§ To be done:
Each entry below should be returned exactly as is, with the pictures removed.

---

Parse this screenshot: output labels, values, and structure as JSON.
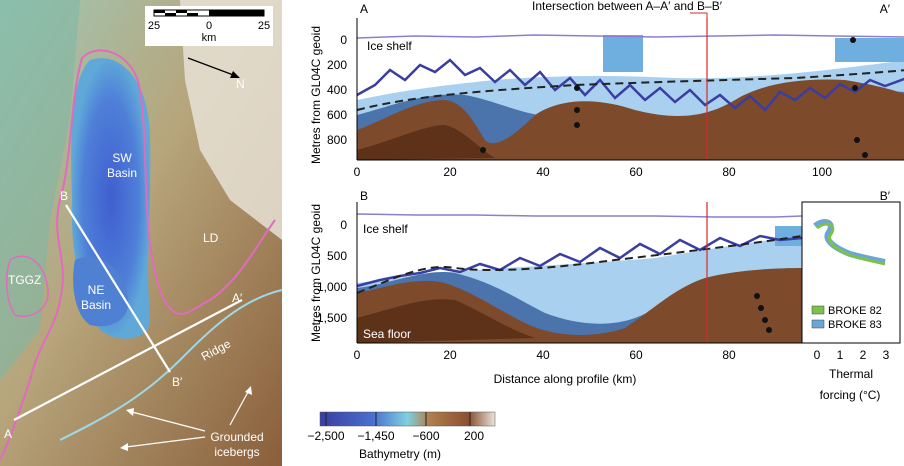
{
  "map": {
    "scale_left": "25",
    "scale_mid": "0",
    "scale_right": "25",
    "scale_unit": "km",
    "north": "N",
    "labels": {
      "sw_basin_1": "SW",
      "sw_basin_2": "Basin",
      "ne_basin_1": "NE",
      "ne_basin_2": "Basin",
      "tggz": "TGGZ",
      "ld": "LD",
      "ridge": "Ridge",
      "a": "A",
      "a_prime": "A′",
      "b": "B",
      "b_prime": "B′",
      "grounded_1": "Grounded",
      "grounded_2": "icebergs"
    }
  },
  "top_panel": {
    "left_label": "A",
    "right_label": "A′",
    "intersection": "Intersection between A–A′ and B–B′",
    "ylabel": "Metres from GL04C geoid",
    "yticks": [
      "0",
      "200",
      "400",
      "600",
      "800"
    ],
    "xticks": [
      "0",
      "20",
      "40",
      "60",
      "80",
      "100"
    ],
    "ice_shelf": "Ice shelf"
  },
  "bottom_panel": {
    "left_label": "B",
    "right_label": "B′",
    "ylabel": "Metres from GL04C geoid",
    "yticks": [
      "0",
      "500",
      "1,000",
      "1,500"
    ],
    "xticks": [
      "0",
      "20",
      "40",
      "60",
      "80"
    ],
    "xlabel": "Distance along profile (km)",
    "ice_shelf": "Ice shelf",
    "sea_floor": "Sea floor"
  },
  "inset": {
    "legend": [
      "BROKE 82",
      "BROKE 83"
    ],
    "legend_colors": [
      "#7cc24a",
      "#6aa6d8"
    ],
    "xticks": [
      "0",
      "1",
      "2",
      "3"
    ],
    "xlabel_1": "Thermal",
    "xlabel_2": "forcing (°C)"
  },
  "colorbar": {
    "ticks": [
      "−2,500",
      "−1,450",
      "−600",
      "200"
    ],
    "label": "Bathymetry (m)"
  }
}
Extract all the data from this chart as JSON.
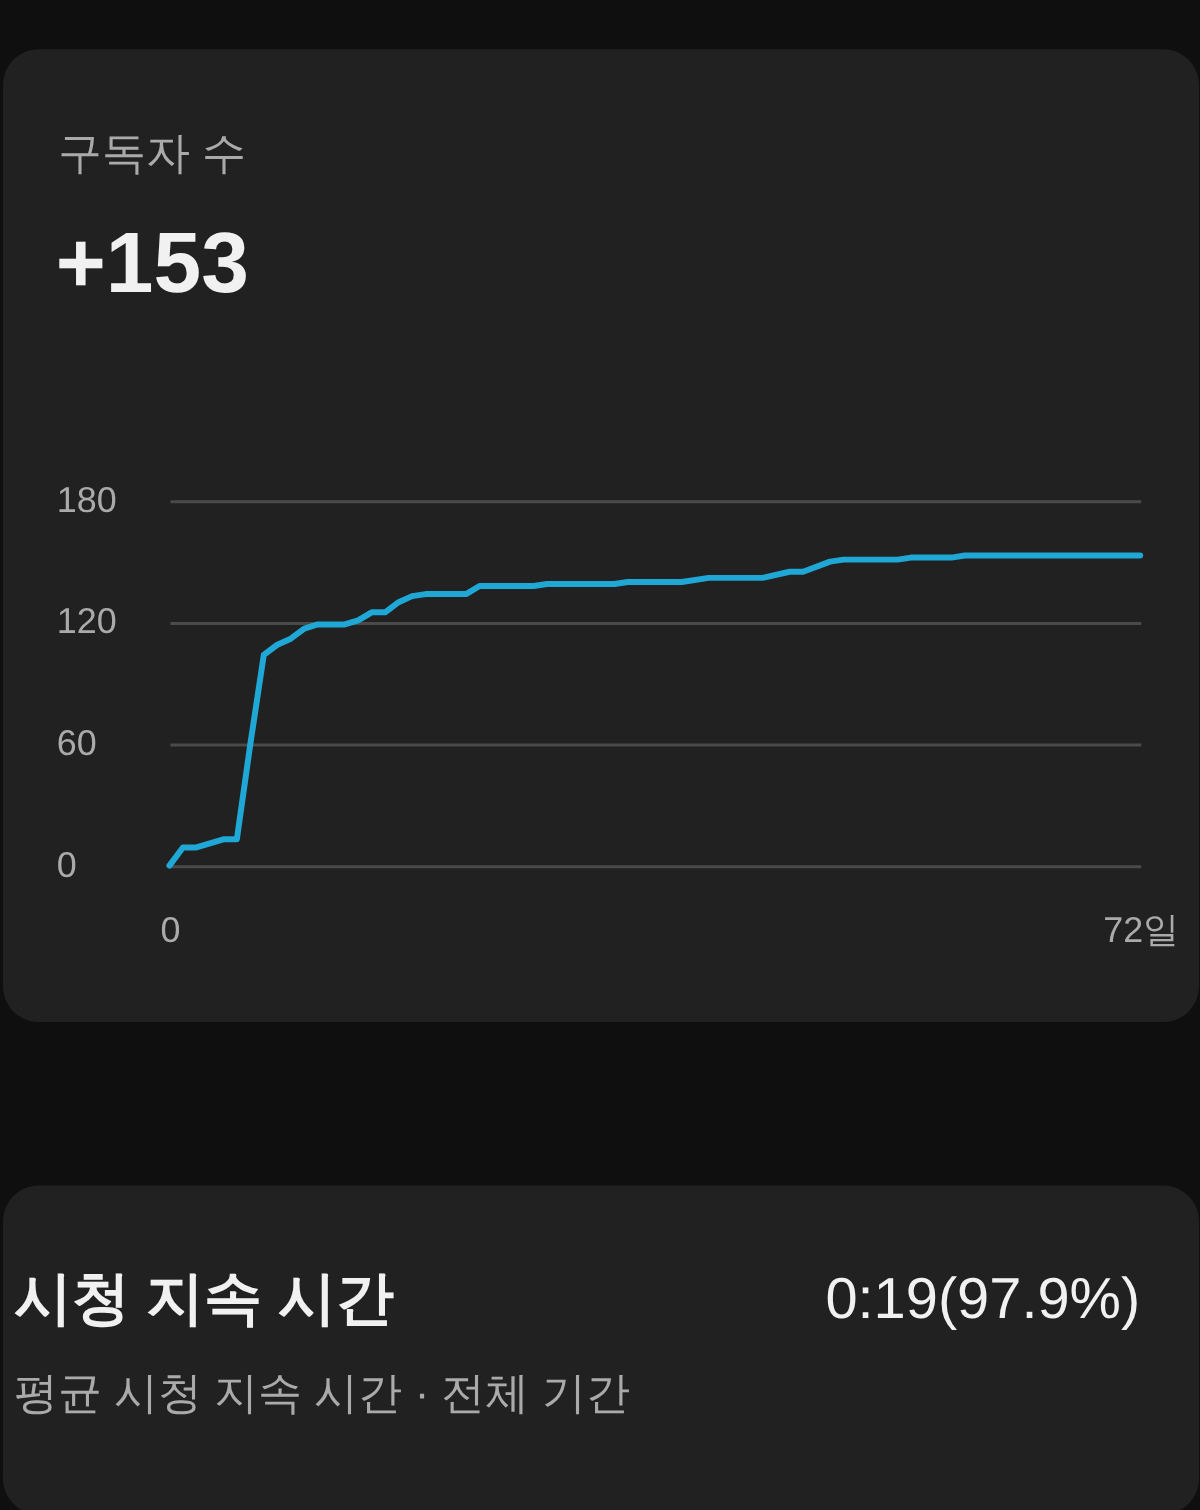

---

§ In response:
Parse this screenshot: output labels, values, and structure as JSON.
{
  "map": {
    "scale_left": "25",
    "scale_mid": "0",
    "scale_right": "25",
    "scale_unit": "km",
    "north": "N",
    "labels": {
      "sw_basin_1": "SW",
      "sw_basin_2": "Basin",
      "ne_basin_1": "NE",
      "ne_basin_2": "Basin",
      "tggz": "TGGZ",
      "ld": "LD",
      "ridge": "Ridge",
      "a": "A",
      "a_prime": "A′",
      "b": "B",
      "b_prime": "B′",
      "grounded_1": "Grounded",
      "grounded_2": "icebergs"
    }
  },
  "top_panel": {
    "left_label": "A",
    "right_label": "A′",
    "intersection": "Intersection between A–A′ and B–B′",
    "ylabel": "Metres from GL04C geoid",
    "yticks": [
      "0",
      "200",
      "400",
      "600",
      "800"
    ],
    "xticks": [
      "0",
      "20",
      "40",
      "60",
      "80",
      "100"
    ],
    "ice_shelf": "Ice shelf"
  },
  "bottom_panel": {
    "left_label": "B",
    "right_label": "B′",
    "ylabel": "Metres from GL04C geoid",
    "yticks": [
      "0",
      "500",
      "1,000",
      "1,500"
    ],
    "xticks": [
      "0",
      "20",
      "40",
      "60",
      "80"
    ],
    "xlabel": "Distance along profile (km)",
    "ice_shelf": "Ice shelf",
    "sea_floor": "Sea floor"
  },
  "inset": {
    "legend": [
      "BROKE 82",
      "BROKE 83"
    ],
    "legend_colors": [
      "#7cc24a",
      "#6aa6d8"
    ],
    "xticks": [
      "0",
      "1",
      "2",
      "3"
    ],
    "xlabel_1": "Thermal",
    "xlabel_2": "forcing (°C)"
  },
  "colorbar": {
    "ticks": [
      "−2,500",
      "−1,450",
      "−600",
      "200"
    ],
    "label": "Bathymetry (m)"
  }
}
Extract all the data from this chart as JSON.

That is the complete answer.